**CONSIGNE:** Veuillez relever tous les noms de lieux géographiques cités dans le texte sur la route du Nicaragua, dans leur ordre d'apparition.

**BLOC DE TEXTE:**
Une compagnie s’étant formée à New-York en 1850 pour la construction du canal, ses chefs, MM. Vanderbilt et White, offrirent aux Anglais d’entreprendre de moitié avec eux ce grand ouvrage et de faire par portions égales le partage des risques et des bénéfices. Cette offre équitable et politique n’eut aucun succès, les Anglais ne voulant pas concourir à une entreprise qui devait surtout profiter à leurs rivaux. Sans s’inquiéter des obstacles que le gouvernement anglais multipliait secrètement autour d’eux, ni de la compassion perfide avec laquelle les journaux anglais inventaient ou exagéraient les dangers du voyage à travers le Nicaragua. Vanderbilt et ses associés firent un traité avantageux avec l’état de Nicaragua, et par leurs efforts réduisirent de dix jours la traversée de New-York à San-Francisco. Aujourd’hui ce voyage ne dure que dix-neuf jours. Deux routes principales se font concurrence pour le transport des marchandises et des passagers qui vont en Californie : c’est le chemin de fer de Panama et la route du Nicaragua. On peut juger de l’importance de ces deux routes par celle du transit. En 1855, sur 42 millions de dollars envoyés de Californie à New-York, 29 millions ont pris la route de Panama, et 13 millions celle du Rio-San-Juan.

**DONNÉES FOURNIES:**
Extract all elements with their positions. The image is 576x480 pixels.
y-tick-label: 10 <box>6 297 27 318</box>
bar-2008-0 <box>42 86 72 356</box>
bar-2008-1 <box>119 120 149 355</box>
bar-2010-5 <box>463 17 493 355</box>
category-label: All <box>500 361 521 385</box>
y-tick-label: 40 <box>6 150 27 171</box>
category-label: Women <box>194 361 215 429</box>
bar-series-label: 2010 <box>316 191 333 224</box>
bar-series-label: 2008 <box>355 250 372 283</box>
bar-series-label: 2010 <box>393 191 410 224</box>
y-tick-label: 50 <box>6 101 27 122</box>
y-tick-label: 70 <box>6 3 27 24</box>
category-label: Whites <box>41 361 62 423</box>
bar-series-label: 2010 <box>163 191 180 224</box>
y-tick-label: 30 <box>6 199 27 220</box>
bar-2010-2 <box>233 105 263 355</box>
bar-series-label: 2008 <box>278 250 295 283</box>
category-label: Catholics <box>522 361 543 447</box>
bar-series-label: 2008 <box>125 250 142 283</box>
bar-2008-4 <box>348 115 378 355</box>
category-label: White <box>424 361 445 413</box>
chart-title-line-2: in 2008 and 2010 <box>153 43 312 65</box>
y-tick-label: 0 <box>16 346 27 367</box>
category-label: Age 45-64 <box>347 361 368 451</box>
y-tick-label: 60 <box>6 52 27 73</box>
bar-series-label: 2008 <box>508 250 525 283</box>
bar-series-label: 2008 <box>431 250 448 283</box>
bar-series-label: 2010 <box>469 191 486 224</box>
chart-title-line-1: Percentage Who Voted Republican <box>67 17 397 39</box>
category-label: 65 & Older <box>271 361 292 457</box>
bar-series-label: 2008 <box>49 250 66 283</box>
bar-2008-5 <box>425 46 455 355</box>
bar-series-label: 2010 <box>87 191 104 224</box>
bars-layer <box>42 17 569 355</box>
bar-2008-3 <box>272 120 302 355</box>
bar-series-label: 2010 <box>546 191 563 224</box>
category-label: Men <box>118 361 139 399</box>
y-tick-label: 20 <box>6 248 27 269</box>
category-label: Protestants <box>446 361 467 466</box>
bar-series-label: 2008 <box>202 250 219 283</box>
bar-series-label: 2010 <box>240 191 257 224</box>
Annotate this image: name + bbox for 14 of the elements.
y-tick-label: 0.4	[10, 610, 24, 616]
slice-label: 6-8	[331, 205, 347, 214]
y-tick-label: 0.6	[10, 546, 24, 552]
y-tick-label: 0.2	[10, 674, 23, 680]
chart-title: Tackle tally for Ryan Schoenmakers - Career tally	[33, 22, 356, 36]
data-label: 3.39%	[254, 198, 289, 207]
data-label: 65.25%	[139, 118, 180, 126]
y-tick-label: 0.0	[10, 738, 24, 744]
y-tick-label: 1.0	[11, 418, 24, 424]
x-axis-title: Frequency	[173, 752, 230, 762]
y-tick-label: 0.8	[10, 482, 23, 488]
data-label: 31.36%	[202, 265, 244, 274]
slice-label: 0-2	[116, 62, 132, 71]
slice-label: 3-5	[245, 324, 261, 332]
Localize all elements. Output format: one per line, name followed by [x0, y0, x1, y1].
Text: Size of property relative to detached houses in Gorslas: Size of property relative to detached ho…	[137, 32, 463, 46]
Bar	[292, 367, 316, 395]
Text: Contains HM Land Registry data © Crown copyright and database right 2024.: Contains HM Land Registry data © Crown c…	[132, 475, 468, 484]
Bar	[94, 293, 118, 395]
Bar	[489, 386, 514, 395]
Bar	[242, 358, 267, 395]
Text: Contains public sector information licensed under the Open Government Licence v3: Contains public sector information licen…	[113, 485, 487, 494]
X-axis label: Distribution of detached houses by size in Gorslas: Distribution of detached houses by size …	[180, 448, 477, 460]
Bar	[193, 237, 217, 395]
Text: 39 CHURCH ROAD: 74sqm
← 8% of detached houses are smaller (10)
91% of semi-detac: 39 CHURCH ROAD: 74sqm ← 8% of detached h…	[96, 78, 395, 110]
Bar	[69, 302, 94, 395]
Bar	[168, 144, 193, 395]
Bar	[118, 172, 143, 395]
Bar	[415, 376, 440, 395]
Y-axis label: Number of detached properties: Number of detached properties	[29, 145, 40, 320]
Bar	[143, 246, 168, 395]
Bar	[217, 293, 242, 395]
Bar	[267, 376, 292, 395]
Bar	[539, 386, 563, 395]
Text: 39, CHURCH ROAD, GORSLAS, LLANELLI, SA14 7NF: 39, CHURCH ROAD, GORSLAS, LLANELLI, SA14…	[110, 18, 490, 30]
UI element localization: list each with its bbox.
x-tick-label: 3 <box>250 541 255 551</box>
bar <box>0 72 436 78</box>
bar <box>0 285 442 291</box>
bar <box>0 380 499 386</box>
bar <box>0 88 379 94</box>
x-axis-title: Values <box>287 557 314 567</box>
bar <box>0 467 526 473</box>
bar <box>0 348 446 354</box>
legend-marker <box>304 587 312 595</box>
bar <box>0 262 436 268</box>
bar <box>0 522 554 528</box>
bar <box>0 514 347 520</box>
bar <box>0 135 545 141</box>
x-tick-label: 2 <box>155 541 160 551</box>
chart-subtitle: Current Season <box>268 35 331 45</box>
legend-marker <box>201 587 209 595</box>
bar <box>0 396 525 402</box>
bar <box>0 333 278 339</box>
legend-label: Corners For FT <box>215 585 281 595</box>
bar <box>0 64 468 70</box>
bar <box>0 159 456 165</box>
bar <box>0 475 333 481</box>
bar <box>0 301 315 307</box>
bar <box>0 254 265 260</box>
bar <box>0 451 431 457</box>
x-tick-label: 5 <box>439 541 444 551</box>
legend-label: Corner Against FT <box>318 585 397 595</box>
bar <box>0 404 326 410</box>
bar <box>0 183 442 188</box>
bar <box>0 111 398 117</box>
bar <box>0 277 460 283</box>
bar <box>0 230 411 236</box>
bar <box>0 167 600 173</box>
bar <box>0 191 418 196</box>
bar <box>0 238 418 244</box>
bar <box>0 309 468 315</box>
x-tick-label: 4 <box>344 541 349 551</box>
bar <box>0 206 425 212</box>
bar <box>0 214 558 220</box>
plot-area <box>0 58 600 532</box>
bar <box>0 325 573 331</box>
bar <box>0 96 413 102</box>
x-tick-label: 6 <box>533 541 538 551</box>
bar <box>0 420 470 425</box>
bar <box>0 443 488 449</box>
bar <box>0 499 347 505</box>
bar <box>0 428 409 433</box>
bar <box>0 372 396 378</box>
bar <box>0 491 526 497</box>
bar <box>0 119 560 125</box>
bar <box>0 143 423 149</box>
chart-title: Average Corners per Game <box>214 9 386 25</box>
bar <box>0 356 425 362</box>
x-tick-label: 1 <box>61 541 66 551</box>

...

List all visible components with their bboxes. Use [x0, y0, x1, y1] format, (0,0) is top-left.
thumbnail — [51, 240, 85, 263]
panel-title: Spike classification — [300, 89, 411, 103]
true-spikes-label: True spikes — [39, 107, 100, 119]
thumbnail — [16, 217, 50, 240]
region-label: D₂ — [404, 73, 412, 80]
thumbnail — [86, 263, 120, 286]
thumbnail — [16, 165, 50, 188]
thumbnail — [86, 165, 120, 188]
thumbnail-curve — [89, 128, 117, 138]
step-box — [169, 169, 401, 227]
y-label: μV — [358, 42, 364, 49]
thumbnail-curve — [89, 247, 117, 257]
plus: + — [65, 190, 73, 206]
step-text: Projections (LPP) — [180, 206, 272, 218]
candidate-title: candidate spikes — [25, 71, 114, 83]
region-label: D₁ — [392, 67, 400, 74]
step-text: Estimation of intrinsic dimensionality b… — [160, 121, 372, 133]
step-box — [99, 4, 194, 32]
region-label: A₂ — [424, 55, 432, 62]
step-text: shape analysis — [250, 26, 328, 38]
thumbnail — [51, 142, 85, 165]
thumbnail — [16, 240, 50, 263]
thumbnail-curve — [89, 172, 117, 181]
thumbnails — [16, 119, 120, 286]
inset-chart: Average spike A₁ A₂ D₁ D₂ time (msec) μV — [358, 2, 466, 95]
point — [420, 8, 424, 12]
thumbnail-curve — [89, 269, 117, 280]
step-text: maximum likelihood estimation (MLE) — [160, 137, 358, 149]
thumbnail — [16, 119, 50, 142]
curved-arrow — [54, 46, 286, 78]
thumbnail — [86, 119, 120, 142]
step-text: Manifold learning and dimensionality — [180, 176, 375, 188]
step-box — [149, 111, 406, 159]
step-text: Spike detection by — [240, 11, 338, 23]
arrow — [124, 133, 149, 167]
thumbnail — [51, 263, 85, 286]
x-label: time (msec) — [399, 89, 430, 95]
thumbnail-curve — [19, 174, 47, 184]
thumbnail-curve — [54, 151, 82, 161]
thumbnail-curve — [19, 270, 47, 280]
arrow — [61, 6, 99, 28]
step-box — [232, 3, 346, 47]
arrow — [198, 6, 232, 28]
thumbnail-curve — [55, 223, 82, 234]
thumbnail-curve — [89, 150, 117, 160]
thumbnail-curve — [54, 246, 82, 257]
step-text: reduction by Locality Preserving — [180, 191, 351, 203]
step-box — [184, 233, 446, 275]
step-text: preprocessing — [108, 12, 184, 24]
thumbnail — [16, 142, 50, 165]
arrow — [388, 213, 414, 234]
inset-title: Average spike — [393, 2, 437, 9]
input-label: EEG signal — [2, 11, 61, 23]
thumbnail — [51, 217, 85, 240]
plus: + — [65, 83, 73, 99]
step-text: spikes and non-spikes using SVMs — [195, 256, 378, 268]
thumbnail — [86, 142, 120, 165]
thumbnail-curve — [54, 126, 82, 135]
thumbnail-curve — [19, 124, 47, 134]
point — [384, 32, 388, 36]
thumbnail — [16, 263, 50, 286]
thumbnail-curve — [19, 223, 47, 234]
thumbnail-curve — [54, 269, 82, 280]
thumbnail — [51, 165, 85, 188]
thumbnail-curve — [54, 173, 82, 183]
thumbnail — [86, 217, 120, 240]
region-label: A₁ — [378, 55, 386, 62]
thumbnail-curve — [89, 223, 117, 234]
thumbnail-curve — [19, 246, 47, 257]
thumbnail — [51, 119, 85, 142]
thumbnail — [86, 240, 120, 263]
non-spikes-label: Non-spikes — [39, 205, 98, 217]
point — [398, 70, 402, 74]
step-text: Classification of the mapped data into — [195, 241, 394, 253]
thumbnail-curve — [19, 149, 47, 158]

* * *

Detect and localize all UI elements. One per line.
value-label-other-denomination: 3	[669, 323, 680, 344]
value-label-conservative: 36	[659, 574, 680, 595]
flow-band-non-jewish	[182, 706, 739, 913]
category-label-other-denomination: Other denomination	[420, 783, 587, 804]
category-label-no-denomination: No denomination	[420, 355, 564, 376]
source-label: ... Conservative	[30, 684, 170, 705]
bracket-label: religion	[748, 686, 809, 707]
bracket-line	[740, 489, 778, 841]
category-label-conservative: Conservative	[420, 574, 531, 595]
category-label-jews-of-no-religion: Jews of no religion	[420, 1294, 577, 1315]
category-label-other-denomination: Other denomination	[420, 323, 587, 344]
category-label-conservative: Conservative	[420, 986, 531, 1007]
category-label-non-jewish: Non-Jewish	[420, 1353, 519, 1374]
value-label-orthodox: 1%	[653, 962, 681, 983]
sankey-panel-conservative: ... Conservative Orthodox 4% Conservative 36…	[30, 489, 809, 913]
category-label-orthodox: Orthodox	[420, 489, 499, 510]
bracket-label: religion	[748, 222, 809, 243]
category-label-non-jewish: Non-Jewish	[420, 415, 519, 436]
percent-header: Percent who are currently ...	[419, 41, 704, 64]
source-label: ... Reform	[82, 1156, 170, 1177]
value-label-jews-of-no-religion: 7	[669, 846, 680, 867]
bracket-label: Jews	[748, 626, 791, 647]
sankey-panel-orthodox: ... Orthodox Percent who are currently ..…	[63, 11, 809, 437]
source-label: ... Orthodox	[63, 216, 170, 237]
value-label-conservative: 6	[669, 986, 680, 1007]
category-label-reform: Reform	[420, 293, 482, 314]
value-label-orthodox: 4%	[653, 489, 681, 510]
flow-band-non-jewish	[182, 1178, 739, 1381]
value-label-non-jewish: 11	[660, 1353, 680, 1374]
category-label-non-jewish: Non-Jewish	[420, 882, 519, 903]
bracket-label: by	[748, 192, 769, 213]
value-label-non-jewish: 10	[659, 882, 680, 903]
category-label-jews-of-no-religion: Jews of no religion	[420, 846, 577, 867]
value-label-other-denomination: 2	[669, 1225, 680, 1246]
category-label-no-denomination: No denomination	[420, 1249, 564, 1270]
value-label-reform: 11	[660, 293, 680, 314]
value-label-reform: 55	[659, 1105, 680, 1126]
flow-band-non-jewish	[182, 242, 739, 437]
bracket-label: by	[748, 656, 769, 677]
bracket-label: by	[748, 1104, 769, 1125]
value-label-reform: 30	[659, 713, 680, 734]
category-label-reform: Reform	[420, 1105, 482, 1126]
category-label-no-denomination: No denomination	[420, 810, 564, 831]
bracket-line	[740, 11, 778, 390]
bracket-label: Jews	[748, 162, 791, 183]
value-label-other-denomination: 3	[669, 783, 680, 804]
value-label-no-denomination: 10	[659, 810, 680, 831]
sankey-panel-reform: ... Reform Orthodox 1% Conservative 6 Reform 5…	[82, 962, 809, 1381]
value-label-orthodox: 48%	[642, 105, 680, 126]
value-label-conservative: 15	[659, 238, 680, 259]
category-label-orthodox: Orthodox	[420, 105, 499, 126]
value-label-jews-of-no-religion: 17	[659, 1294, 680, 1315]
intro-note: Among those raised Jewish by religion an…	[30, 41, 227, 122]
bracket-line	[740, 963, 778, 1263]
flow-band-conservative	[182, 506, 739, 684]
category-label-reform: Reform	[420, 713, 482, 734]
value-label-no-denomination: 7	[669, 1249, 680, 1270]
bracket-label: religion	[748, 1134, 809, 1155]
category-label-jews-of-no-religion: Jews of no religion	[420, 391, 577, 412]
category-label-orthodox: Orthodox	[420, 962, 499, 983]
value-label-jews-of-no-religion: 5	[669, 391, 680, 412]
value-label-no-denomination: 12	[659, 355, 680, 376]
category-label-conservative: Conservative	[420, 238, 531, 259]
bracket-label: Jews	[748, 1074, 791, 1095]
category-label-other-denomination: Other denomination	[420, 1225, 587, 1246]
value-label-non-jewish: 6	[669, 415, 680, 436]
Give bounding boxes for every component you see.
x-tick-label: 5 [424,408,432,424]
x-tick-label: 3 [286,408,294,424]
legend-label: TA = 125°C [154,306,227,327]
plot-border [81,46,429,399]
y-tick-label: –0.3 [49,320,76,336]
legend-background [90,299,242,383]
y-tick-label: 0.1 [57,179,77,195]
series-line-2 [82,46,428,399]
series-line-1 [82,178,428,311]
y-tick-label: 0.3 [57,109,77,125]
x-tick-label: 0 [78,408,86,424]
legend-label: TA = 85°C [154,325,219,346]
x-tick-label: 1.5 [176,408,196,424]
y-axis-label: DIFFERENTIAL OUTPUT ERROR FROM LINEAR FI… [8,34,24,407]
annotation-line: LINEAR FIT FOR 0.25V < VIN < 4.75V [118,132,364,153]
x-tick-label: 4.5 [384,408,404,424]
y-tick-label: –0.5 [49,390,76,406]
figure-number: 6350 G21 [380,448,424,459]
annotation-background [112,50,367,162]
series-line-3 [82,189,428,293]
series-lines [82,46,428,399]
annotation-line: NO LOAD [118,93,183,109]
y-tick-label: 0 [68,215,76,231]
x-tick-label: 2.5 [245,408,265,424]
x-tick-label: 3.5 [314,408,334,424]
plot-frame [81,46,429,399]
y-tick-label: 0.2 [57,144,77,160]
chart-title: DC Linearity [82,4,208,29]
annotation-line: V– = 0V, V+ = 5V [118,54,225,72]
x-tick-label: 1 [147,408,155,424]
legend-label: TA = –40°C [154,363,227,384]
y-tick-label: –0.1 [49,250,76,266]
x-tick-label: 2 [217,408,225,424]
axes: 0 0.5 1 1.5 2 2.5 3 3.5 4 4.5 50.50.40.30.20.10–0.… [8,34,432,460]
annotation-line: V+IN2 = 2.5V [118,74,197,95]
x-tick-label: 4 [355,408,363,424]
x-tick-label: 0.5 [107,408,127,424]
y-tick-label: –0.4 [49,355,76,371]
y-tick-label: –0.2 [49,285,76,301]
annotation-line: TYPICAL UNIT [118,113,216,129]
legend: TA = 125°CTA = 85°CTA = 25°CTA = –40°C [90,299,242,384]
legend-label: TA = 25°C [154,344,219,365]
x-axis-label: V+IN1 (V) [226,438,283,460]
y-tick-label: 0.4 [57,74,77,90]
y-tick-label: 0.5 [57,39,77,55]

**RÉSULTAT:** New-York, Nicaragua, San-Francisco, Californie, Panama, Rio-San-Juan